[Start EXTRACTED RECORDS]

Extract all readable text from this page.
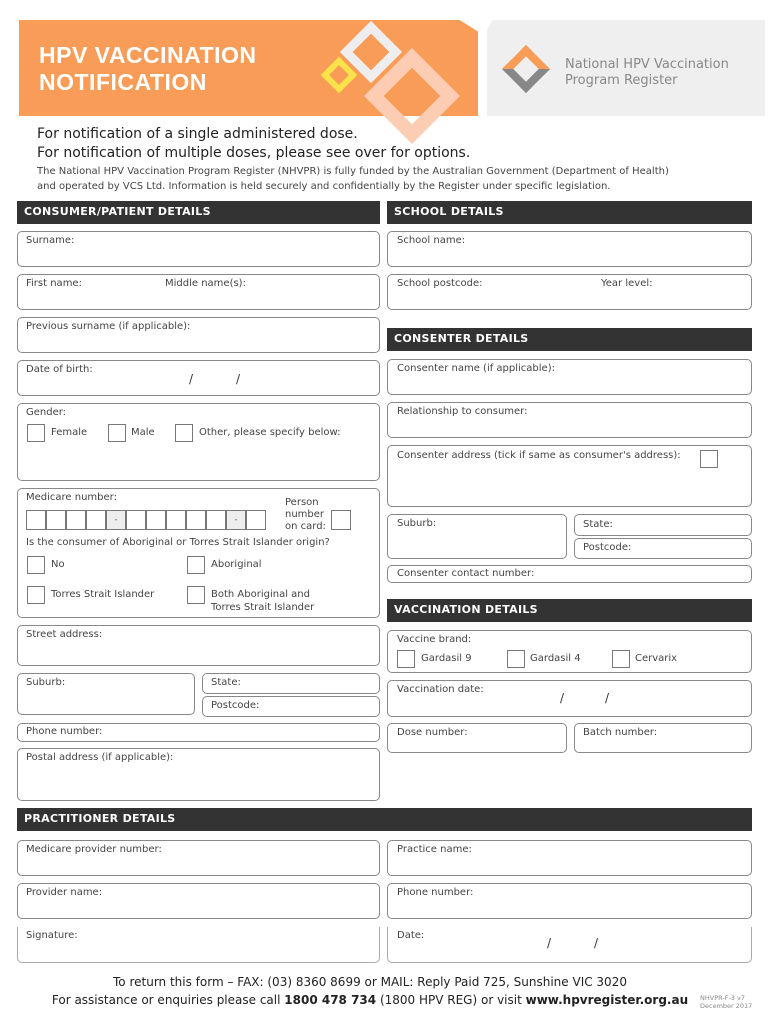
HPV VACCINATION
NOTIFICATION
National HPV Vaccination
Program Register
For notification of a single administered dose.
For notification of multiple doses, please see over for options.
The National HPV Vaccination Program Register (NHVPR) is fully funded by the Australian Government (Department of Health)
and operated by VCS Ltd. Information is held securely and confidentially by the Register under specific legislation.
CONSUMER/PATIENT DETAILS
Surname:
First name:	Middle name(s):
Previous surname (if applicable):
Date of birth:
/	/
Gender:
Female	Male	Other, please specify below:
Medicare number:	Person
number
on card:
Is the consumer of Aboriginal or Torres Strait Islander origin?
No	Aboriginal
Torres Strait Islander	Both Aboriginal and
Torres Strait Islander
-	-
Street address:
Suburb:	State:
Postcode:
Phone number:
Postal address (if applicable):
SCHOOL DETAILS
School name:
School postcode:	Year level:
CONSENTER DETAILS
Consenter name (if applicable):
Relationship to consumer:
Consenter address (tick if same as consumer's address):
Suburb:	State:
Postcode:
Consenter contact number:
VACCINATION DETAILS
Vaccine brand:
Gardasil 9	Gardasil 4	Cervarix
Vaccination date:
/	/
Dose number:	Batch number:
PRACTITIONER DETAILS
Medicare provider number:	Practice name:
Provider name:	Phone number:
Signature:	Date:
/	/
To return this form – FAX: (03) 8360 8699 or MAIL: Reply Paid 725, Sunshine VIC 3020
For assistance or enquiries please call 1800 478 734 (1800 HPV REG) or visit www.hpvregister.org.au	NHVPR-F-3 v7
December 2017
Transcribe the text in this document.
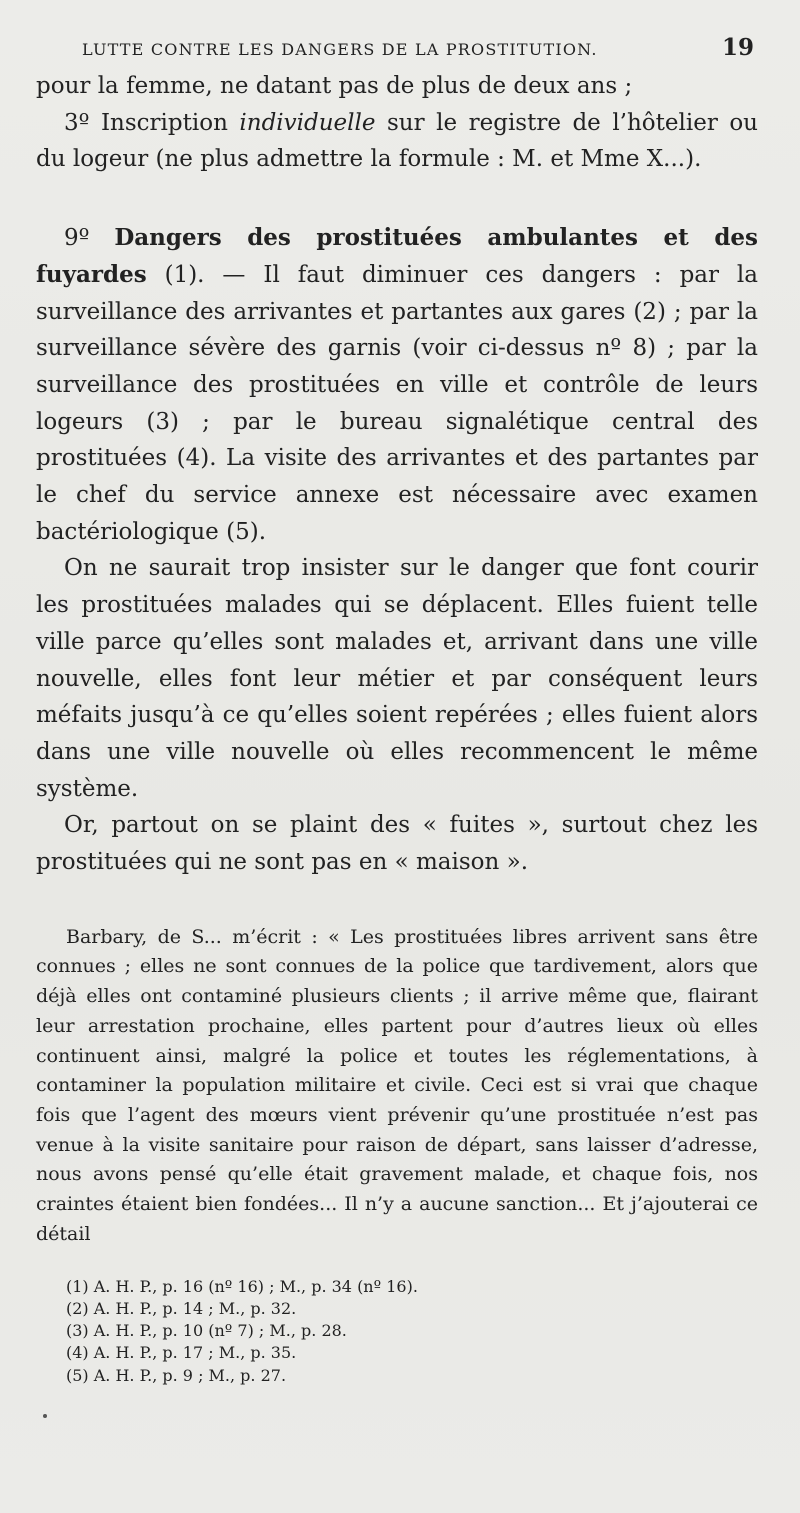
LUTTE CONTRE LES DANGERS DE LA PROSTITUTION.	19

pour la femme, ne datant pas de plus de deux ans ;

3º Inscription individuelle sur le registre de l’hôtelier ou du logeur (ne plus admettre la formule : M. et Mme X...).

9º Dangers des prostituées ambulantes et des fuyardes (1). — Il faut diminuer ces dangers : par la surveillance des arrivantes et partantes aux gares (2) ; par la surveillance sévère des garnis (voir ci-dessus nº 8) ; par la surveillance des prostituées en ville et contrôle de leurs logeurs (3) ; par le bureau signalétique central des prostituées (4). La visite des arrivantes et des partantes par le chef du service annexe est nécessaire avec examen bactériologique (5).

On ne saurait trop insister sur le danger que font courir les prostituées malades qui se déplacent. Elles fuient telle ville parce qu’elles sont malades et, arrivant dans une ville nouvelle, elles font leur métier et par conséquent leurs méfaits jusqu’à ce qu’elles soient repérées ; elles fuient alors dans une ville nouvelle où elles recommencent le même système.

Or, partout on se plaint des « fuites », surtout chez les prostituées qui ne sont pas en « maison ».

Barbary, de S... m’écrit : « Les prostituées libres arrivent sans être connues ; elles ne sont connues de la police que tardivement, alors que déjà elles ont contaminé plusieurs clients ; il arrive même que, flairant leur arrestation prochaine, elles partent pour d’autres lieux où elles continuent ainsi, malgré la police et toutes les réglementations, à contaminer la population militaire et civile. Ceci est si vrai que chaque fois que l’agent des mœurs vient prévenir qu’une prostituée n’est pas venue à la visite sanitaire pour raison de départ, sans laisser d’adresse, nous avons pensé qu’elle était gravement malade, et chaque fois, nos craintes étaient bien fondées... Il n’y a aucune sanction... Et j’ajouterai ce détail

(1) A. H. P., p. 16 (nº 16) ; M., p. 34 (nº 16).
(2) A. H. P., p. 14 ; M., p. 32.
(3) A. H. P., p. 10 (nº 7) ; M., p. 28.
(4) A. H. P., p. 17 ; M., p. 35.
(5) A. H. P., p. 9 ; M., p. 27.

[End EXTRACTED RECORDS]

• TASK GOAL
Find the string "Medicare" in the records, then copy each line where it occurs.

• SOLUTION TO THIS EXERCISE
Medicare number:	Person
Medicare provider number:	Practice name:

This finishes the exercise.